:: CHALLENGE ::
Exactly repeat the material, dropping only the pictures.

--- Begin ---

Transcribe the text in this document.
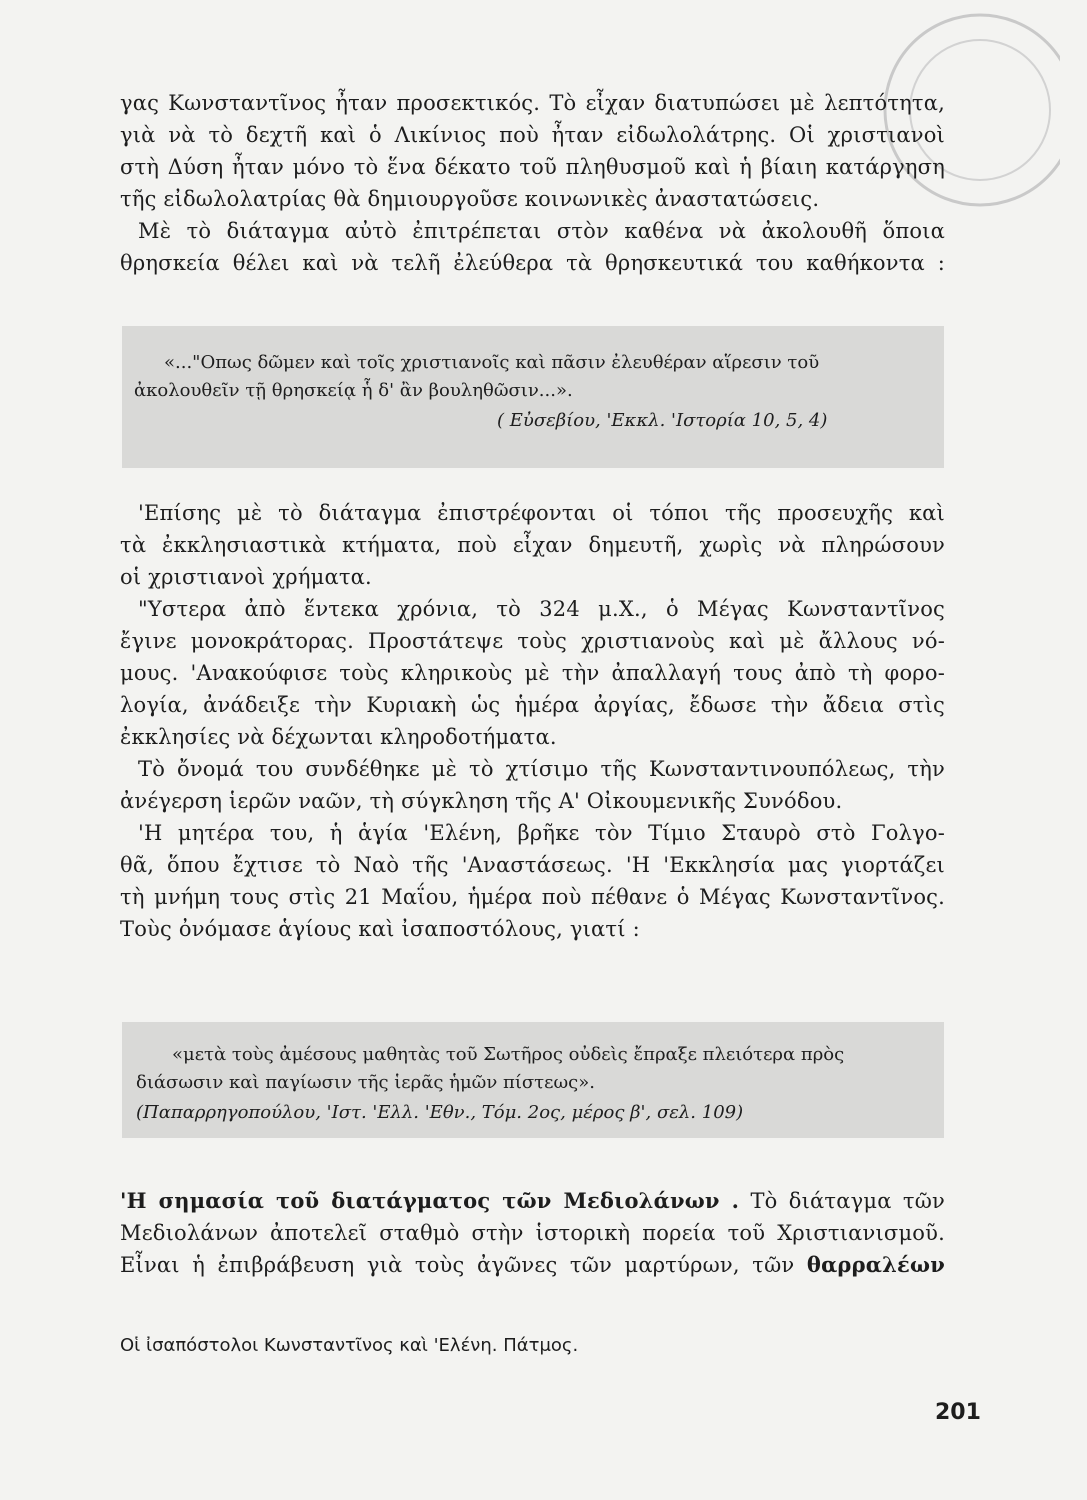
γας Κωνσταντῖνος ἦταν προσεκτικός. Τὸ εἶχαν διατυπώσει μὲ λεπτότητα,
γιὰ νὰ τὸ δεχτῆ καὶ ὁ Λικίνιος ποὺ ἦταν εἰδωλολάτρης. Οἱ χριστιανοὶ
στὴ Δύση ἦταν μόνο τὸ ἕνα δέκατο τοῦ πληθυσμοῦ καὶ ἡ βίαιη κατάργηση
τῆς εἰδωλολατρίας θὰ δημιουργοῦσε κοινωνικὲς ἀναστατώσεις.
Μὲ τὸ διάταγμα αὐτὸ ἐπιτρέπεται στὸν καθένα νὰ ἀκολουθῆ ὅποια
θρησκεία θέλει καὶ νὰ τελῆ ἐλεύθερα τὰ θρησκευτικά του καθήκοντα :
«..."Οπως δῶμεν καὶ τοῖς χριστιανοῖς καὶ πᾶσιν ἐλευθέραν αἵρεσιν τοῦ
ἀκολουθεῖν τῇ θρησκείᾳ ἧ δ' ἂν βουληθῶσιν...».
( Εὐσεβίου, 'Εκκλ. 'Ιστορία 10, 5, 4)
'Επίσης μὲ τὸ διάταγμα ἐπιστρέφονται οἱ τόποι τῆς προσευχῆς καὶ
τὰ ἐκκλησιαστικὰ κτήματα, ποὺ εἶχαν δημευτῆ, χωρὶς νὰ πληρώσουν
οἱ χριστιανοὶ χρήματα.
"Υστερα ἀπὸ ἕντεκα χρόνια, τὸ 324 μ.Χ., ὁ Μέγας Κωνσταντῖνος
ἔγινε μονοκράτορας. Προστάτεψε τοὺς χριστιανοὺς καὶ μὲ ἄλλους νό-
μους. 'Ανακούφισε τοὺς κληρικοὺς μὲ τὴν ἀπαλλαγή τους ἀπὸ τὴ φορο-
λογία, ἀνάδειξε τὴν Κυριακὴ ὡς ἡμέρα ἀργίας, ἔδωσε τὴν ἄδεια στὶς
ἐκκλησίες νὰ δέχωνται κληροδοτήματα.
Τὸ ὄνομά του συνδέθηκε μὲ τὸ χτίσιμο τῆς Κωνσταντινουπόλεως, τὴν
ἀνέγερση ἱερῶν ναῶν, τὴ σύγκληση τῆς Α' Οἰκουμενικῆς Συνόδου.
'Η μητέρα του, ἡ ἁγία 'Ελένη, βρῆκε τὸν Τίμιο Σταυρὸ στὸ Γολγο-
θᾶ, ὅπου ἔχτισε τὸ Ναὸ τῆς 'Αναστάσεως. 'Η 'Εκκλησία μας γιορτάζει
τὴ μνήμη τους στὶς 21 Μαΐου, ἡμέρα ποὺ πέθανε ὁ Μέγας Κωνσταντῖνος.
Τοὺς ὀνόμασε ἁγίους καὶ ἰσαποστόλους, γιατί :
«μετὰ τοὺς ἀμέσους μαθητὰς τοῦ Σωτῆρος οὐδεὶς ἔπραξε πλειότερα πρὸς
διάσωσιν καὶ παγίωσιν τῆς ἱερᾶς ἡμῶν πίστεως».
(Παπαρρηγοπούλου, 'Ιστ. 'Ελλ. 'Εθν., Τόμ. 2ος, μέρος β', σελ. 109)
'Η σημασία τοῦ διατάγματος τῶν Μεδιολάνων . Τὸ διάταγμα τῶν
Μεδιολάνων ἀποτελεῖ σταθμὸ στὴν ἱστορικὴ πορεία τοῦ Χριστιανισμοῦ.
Εἶναι ἡ ἐπιβράβευση γιὰ τοὺς ἀγῶνες τῶν μαρτύρων, τῶν θαρραλέων
Οἱ ἰσαπόστολοι Κωνσταντῖνος καὶ 'Ελένη. Πάτμος.
201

--- End ---

:: SOLUTION TO THIS TASK ::
Transcribe the text in this document.
γας Κωνσταντῖνος ἦταν προσεκτικός. Τὸ εἶχαν διατυπώσει μὲ λεπτότητα,
γιὰ νὰ τὸ δεχτῆ καὶ ὁ Λικίνιος ποὺ ἦταν εἰδωλολάτρης. Οἱ χριστιανοὶ
στὴ Δύση ἦταν μόνο τὸ ἕνα δέκατο τοῦ πληθυσμοῦ καὶ ἡ βίαιη κατάργηση
τῆς εἰδωλολατρίας θὰ δημιουργοῦσε κοινωνικὲς ἀναστατώσεις.
Μὲ τὸ διάταγμα αὐτὸ ἐπιτρέπεται στὸν καθένα νὰ ἀκολουθῆ ὅποια
θρησκεία θέλει καὶ νὰ τελῆ ἐλεύθερα τὰ θρησκευτικά του καθήκοντα :
«..."Οπως δῶμεν καὶ τοῖς χριστιανοῖς καὶ πᾶσιν ἐλευθέραν αἵρεσιν τοῦ
ἀκολουθεῖν τῇ θρησκείᾳ ἧ δ' ἂν βουληθῶσιν...».
( Εὐσεβίου, 'Εκκλ. 'Ιστορία 10, 5, 4)
'Επίσης μὲ τὸ διάταγμα ἐπιστρέφονται οἱ τόποι τῆς προσευχῆς καὶ
τὰ ἐκκλησιαστικὰ κτήματα, ποὺ εἶχαν δημευτῆ, χωρὶς νὰ πληρώσουν
οἱ χριστιανοὶ χρήματα.
"Υστερα ἀπὸ ἕντεκα χρόνια, τὸ 324 μ.Χ., ὁ Μέγας Κωνσταντῖνος
ἔγινε μονοκράτορας. Προστάτεψε τοὺς χριστιανοὺς καὶ μὲ ἄλλους νό-
μους. 'Ανακούφισε τοὺς κληρικοὺς μὲ τὴν ἀπαλλαγή τους ἀπὸ τὴ φορο-
λογία, ἀνάδειξε τὴν Κυριακὴ ὡς ἡμέρα ἀργίας, ἔδωσε τὴν ἄδεια στὶς
ἐκκλησίες νὰ δέχωνται κληροδοτήματα.
Τὸ ὄνομά του συνδέθηκε μὲ τὸ χτίσιμο τῆς Κωνσταντινουπόλεως, τὴν
ἀνέγερση ἱερῶν ναῶν, τὴ σύγκληση τῆς Α' Οἰκουμενικῆς Συνόδου.
'Η μητέρα του, ἡ ἁγία 'Ελένη, βρῆκε τὸν Τίμιο Σταυρὸ στὸ Γολγο-
θᾶ, ὅπου ἔχτισε τὸ Ναὸ τῆς 'Αναστάσεως. 'Η 'Εκκλησία μας γιορτάζει
τὴ μνήμη τους στὶς 21 Μαΐου, ἡμέρα ποὺ πέθανε ὁ Μέγας Κωνσταντῖνος.
Τοὺς ὀνόμασε ἁγίους καὶ ἰσαποστόλους, γιατί :
«μετὰ τοὺς ἀμέσους μαθητὰς τοῦ Σωτῆρος οὐδεὶς ἔπραξε πλειότερα πρὸς
διάσωσιν καὶ παγίωσιν τῆς ἱερᾶς ἡμῶν πίστεως».
(Παπαρρηγοπούλου, 'Ιστ. 'Ελλ. 'Εθν., Τόμ. 2ος, μέρος β', σελ. 109)
'Η σημασία τοῦ διατάγματος τῶν Μεδιολάνων . Τὸ διάταγμα τῶν
Μεδιολάνων ἀποτελεῖ σταθμὸ στὴν ἱστορικὴ πορεία τοῦ Χριστιανισμοῦ.
Εἶναι ἡ ἐπιβράβευση γιὰ τοὺς ἀγῶνες τῶν μαρτύρων, τῶν θαρραλέων
Οἱ ἰσαπόστολοι Κωνσταντῖνος καὶ 'Ελένη. Πάτμος.
201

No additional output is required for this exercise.